* Stated exercise:
Select and copy out every line in the records containing "label".

* Source records:

+-------+

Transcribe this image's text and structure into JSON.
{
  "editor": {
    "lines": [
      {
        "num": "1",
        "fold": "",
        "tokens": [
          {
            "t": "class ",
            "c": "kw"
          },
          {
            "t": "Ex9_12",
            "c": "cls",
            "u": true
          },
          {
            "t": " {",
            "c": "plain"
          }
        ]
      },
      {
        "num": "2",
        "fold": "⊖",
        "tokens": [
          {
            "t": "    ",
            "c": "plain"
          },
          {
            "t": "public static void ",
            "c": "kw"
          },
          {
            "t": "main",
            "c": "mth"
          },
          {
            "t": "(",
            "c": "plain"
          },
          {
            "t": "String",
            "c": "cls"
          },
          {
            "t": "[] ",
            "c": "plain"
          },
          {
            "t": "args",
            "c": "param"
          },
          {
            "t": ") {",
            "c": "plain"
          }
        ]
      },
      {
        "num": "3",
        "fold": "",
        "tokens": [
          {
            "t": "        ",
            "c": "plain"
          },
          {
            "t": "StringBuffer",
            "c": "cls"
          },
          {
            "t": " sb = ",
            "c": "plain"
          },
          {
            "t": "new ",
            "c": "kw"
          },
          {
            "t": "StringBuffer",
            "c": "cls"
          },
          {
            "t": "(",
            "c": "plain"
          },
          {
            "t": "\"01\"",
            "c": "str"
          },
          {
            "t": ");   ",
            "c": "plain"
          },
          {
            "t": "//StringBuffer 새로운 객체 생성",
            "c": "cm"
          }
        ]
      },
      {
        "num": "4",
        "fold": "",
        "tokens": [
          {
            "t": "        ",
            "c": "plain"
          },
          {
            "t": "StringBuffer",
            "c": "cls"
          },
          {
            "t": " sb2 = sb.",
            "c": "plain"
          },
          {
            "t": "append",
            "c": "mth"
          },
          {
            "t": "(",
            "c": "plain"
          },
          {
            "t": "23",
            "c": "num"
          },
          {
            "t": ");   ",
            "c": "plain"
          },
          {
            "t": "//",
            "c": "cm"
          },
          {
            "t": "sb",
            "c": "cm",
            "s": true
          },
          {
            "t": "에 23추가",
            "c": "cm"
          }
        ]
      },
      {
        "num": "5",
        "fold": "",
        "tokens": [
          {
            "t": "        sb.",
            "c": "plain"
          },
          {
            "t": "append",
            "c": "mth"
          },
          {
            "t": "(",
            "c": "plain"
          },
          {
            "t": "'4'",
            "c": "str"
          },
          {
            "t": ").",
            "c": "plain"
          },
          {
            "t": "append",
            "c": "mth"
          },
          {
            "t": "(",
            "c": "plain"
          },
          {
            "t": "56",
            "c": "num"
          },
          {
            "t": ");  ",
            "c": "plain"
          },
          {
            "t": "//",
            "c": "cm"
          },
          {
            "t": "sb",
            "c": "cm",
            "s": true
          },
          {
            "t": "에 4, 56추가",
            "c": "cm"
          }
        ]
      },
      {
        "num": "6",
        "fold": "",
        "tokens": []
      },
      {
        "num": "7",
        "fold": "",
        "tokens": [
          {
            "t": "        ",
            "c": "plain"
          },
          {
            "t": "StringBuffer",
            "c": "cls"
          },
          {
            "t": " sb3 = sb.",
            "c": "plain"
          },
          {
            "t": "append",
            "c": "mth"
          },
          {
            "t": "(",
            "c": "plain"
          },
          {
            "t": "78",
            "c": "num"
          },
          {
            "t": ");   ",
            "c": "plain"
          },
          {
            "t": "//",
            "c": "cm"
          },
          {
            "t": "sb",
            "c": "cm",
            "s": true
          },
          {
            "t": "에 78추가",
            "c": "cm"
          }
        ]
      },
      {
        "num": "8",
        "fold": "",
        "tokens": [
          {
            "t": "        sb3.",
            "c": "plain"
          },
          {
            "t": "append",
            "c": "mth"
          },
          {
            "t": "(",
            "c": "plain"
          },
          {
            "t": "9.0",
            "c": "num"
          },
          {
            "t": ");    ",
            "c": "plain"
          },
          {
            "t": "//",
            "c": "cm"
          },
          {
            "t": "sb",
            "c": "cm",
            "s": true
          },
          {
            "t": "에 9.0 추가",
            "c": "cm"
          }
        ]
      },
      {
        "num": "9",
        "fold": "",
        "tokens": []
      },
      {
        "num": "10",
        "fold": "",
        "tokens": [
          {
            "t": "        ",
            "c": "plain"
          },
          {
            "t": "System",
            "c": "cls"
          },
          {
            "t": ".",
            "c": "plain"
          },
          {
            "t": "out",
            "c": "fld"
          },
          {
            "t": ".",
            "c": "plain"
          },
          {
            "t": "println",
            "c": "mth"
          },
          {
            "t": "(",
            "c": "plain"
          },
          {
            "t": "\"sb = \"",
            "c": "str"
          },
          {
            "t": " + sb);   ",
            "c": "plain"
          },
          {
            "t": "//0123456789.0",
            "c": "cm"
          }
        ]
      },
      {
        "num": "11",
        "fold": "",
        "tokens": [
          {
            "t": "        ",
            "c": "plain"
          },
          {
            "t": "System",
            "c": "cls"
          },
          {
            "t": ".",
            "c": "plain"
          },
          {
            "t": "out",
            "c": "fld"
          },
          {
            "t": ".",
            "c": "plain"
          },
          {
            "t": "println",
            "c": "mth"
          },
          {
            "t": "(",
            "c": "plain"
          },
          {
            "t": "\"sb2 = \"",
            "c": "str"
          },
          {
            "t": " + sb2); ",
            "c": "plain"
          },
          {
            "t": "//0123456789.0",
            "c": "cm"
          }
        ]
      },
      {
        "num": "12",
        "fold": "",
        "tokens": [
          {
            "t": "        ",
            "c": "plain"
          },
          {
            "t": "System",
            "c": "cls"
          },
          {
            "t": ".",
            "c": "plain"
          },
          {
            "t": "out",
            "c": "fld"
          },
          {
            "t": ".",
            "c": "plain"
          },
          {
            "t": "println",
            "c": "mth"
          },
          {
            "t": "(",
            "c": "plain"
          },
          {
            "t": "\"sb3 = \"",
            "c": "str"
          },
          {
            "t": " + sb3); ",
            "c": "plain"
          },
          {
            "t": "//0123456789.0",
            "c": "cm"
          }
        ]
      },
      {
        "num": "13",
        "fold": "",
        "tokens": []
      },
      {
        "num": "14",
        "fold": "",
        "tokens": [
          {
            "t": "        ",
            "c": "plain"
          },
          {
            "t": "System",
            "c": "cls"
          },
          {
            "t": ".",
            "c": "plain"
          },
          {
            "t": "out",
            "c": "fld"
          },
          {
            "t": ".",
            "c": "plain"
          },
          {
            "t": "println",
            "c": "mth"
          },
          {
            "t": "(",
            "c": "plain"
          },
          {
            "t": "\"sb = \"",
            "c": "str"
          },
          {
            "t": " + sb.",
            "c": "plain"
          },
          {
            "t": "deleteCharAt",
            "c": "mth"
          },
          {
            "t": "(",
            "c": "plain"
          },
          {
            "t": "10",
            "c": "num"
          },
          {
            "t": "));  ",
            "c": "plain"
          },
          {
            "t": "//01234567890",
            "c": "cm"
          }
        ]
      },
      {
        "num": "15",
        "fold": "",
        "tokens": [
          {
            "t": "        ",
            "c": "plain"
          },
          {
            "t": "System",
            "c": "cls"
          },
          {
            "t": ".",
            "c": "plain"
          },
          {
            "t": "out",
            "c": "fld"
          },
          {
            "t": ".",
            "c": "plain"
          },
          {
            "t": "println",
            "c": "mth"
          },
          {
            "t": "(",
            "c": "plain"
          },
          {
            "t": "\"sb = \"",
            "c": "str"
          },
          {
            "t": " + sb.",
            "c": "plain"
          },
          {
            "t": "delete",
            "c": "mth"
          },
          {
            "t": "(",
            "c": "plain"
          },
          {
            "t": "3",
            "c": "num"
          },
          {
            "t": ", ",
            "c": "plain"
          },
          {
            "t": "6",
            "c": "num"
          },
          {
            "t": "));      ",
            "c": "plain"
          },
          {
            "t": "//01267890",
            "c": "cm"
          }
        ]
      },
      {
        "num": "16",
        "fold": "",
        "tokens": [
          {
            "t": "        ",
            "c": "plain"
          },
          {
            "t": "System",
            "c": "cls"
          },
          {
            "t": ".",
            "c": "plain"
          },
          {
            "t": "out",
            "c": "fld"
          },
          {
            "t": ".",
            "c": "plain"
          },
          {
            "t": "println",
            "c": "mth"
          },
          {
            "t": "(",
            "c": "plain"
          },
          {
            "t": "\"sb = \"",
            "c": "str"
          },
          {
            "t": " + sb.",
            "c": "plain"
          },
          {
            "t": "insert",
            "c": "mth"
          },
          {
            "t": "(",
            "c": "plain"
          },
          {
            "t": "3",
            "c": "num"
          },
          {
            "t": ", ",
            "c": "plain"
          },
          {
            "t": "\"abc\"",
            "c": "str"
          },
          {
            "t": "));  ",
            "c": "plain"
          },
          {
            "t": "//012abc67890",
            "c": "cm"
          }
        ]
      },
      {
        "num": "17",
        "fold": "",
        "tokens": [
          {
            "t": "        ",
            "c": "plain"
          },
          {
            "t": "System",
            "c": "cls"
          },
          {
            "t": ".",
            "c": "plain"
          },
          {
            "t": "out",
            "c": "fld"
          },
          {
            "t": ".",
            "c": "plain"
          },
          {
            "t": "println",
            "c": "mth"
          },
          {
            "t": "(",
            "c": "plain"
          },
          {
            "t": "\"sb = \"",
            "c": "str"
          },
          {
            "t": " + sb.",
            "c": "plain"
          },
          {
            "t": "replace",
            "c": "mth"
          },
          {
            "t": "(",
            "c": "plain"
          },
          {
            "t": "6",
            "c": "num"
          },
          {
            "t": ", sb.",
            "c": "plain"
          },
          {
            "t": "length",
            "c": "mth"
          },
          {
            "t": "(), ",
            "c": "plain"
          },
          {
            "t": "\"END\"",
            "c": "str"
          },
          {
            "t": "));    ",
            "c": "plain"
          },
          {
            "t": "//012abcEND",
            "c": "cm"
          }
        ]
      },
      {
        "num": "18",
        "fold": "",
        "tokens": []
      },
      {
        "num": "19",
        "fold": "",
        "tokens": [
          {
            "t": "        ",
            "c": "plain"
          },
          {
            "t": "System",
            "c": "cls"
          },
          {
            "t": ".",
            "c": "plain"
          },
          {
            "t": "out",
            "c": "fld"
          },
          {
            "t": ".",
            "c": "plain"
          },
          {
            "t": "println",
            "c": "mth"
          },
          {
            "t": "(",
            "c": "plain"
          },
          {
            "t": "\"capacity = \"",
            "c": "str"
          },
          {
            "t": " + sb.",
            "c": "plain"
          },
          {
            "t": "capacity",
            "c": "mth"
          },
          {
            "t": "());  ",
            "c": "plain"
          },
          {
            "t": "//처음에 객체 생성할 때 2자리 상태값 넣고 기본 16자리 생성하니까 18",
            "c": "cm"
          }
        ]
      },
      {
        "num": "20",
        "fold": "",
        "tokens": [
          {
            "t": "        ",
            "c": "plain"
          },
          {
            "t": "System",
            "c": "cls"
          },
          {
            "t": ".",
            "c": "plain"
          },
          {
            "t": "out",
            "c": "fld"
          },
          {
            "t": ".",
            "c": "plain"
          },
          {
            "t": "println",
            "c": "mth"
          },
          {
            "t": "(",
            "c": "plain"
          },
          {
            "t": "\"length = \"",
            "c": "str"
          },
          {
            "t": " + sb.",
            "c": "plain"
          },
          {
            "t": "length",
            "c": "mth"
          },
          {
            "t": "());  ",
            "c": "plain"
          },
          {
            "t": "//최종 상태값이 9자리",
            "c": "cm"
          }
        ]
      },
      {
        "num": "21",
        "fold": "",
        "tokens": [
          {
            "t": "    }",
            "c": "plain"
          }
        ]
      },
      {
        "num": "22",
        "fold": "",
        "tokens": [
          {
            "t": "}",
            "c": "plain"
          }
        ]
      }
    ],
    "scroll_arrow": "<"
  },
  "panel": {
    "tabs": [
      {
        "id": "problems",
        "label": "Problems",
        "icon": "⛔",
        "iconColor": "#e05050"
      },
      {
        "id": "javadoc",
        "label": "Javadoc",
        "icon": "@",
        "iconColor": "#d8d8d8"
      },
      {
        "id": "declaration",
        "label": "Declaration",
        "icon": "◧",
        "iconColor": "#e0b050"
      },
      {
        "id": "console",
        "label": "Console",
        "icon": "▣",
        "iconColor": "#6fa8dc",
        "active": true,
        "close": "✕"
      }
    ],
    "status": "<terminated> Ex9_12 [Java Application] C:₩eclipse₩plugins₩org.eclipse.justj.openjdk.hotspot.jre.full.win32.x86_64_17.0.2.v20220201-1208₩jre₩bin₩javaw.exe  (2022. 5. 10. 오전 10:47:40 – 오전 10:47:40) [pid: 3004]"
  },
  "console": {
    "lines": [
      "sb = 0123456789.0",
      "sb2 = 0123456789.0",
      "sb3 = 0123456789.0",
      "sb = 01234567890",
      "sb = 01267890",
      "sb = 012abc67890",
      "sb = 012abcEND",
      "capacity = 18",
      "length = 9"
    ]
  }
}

+-------+

* Response:
        "label": "Problems",
        "label": "Javadoc",
        "label": "Declaration",
        "label": "Console",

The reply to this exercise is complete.